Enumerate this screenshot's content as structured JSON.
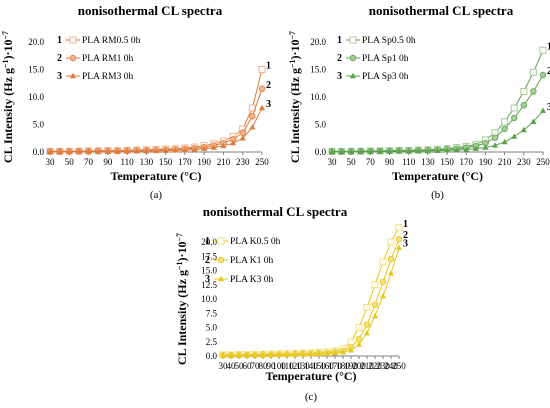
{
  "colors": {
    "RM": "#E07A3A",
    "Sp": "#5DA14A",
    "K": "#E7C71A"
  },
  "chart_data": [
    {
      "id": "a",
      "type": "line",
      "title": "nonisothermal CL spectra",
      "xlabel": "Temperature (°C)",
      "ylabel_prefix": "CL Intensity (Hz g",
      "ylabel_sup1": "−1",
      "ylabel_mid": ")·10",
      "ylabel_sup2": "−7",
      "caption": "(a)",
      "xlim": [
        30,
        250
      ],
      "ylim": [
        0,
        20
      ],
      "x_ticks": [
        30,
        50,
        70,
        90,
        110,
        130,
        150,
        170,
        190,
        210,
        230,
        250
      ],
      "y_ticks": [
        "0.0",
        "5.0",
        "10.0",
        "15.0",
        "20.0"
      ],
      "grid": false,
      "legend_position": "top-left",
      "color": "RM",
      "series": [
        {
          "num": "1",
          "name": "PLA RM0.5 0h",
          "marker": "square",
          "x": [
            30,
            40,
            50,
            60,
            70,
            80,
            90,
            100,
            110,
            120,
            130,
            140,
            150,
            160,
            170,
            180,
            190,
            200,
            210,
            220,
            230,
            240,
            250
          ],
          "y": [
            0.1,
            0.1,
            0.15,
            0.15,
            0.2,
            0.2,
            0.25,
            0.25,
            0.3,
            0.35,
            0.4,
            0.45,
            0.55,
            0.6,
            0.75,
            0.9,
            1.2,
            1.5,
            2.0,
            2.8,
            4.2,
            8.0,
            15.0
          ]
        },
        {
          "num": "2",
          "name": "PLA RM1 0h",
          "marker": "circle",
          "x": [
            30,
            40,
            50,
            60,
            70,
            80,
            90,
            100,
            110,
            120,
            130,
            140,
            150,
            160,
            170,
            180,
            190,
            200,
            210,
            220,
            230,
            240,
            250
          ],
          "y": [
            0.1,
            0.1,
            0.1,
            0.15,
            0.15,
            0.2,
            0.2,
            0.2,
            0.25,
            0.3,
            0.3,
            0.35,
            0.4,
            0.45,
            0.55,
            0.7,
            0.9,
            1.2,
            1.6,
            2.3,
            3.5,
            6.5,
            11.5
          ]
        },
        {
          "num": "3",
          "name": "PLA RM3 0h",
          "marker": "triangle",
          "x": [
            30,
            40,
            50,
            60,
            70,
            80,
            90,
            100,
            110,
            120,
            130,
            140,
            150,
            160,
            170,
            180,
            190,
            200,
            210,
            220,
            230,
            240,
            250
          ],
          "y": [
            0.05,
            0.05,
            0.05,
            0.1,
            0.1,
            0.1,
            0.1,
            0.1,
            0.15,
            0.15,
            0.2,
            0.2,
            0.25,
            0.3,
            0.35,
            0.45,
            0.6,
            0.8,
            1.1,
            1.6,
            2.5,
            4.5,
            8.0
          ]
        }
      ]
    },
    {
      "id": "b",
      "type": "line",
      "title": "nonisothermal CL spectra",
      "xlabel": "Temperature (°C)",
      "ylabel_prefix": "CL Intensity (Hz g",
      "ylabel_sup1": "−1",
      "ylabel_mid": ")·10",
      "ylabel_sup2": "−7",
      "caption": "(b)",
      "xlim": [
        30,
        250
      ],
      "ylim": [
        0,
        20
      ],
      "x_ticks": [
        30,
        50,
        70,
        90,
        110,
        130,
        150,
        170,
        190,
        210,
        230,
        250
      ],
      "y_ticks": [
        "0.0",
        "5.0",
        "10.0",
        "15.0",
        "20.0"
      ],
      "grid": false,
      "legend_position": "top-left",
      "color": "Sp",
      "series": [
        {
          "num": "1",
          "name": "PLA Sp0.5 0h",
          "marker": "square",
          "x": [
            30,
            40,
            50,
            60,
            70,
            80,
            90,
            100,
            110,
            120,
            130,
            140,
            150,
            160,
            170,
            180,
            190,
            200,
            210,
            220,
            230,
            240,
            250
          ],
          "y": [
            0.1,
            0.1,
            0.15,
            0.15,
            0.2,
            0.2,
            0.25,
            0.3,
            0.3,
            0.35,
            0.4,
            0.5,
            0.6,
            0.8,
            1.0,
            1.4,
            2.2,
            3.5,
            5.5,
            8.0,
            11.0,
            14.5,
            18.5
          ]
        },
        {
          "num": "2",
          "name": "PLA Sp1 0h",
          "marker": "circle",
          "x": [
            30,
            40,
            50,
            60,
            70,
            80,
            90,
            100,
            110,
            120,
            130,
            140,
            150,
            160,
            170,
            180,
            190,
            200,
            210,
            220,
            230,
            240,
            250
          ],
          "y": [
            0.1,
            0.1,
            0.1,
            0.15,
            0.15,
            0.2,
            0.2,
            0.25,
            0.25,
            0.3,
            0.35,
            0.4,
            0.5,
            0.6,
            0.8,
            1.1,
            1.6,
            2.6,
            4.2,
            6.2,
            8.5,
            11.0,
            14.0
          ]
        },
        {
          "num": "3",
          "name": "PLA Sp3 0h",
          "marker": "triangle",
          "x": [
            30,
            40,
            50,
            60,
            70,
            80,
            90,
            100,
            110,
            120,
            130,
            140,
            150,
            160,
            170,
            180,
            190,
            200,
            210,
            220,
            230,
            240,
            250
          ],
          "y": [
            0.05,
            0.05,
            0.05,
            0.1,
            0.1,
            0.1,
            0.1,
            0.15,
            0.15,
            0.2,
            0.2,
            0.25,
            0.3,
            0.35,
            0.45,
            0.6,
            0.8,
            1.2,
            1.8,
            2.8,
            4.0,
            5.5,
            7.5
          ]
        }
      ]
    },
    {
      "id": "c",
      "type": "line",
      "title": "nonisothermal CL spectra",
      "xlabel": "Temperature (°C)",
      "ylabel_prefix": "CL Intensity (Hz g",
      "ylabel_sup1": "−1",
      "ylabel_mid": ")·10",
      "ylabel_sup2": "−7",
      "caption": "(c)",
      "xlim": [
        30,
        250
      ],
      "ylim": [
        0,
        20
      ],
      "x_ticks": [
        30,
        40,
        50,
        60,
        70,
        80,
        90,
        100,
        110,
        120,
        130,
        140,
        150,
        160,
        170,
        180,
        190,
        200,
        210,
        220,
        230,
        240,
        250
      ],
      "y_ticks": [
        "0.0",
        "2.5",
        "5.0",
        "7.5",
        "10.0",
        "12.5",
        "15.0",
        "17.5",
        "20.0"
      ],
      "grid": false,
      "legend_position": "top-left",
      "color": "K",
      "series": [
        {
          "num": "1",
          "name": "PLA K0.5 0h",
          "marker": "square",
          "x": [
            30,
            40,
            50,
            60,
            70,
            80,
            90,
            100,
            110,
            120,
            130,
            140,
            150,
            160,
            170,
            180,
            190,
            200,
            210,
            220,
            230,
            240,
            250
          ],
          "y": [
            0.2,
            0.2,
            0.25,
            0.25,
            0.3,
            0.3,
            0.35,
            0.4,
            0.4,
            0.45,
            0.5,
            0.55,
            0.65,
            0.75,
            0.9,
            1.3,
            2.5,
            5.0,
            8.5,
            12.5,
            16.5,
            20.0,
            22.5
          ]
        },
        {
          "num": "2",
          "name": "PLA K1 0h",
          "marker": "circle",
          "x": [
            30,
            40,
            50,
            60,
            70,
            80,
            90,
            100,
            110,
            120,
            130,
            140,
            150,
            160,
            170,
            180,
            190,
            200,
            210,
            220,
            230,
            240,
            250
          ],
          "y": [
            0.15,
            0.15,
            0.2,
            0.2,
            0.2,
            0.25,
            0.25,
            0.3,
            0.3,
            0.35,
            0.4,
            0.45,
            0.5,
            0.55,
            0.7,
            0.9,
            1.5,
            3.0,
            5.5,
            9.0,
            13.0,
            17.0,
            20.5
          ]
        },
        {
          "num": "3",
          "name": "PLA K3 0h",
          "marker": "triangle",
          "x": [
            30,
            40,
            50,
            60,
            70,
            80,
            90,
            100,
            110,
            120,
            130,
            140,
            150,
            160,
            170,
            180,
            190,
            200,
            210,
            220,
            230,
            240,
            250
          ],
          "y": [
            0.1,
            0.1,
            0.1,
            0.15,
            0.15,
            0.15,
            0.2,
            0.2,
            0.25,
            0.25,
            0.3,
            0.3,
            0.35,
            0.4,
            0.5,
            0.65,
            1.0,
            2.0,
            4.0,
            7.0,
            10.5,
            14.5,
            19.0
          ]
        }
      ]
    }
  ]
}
□ □ □ □
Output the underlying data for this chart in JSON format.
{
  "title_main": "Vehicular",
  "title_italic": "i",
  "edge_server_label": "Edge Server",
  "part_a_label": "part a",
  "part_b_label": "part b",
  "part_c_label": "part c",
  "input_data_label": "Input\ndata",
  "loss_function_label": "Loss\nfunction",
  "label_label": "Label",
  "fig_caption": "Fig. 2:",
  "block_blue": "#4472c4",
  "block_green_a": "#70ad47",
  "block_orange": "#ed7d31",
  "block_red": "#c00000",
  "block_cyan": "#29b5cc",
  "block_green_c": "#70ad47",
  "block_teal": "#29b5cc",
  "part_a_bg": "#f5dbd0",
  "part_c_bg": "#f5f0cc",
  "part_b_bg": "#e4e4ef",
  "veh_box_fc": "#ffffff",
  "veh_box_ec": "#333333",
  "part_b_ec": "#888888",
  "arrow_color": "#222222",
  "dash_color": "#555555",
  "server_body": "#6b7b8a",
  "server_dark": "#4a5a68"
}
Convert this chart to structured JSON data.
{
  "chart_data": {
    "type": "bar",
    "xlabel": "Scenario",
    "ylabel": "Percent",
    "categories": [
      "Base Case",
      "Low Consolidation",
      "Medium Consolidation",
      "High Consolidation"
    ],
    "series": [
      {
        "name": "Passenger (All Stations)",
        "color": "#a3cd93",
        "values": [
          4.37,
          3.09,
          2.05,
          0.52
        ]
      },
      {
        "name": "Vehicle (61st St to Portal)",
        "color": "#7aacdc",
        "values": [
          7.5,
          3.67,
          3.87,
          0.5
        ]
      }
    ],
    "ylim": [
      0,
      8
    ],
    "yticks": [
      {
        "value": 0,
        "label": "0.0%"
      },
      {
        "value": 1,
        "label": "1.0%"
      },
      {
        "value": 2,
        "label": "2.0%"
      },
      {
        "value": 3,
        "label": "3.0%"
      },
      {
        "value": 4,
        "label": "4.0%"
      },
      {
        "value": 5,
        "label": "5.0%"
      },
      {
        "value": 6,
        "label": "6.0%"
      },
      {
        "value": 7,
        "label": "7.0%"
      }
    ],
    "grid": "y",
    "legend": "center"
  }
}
□ □ □ □
## WORK TO COMPLETE
Look through the entries and find each line that has the string "structured". Copy those lines.

## COMPLETED EXERCISE
Enumerate this screenshot's content as structured JSON.
Convert this chart to structured JSON data.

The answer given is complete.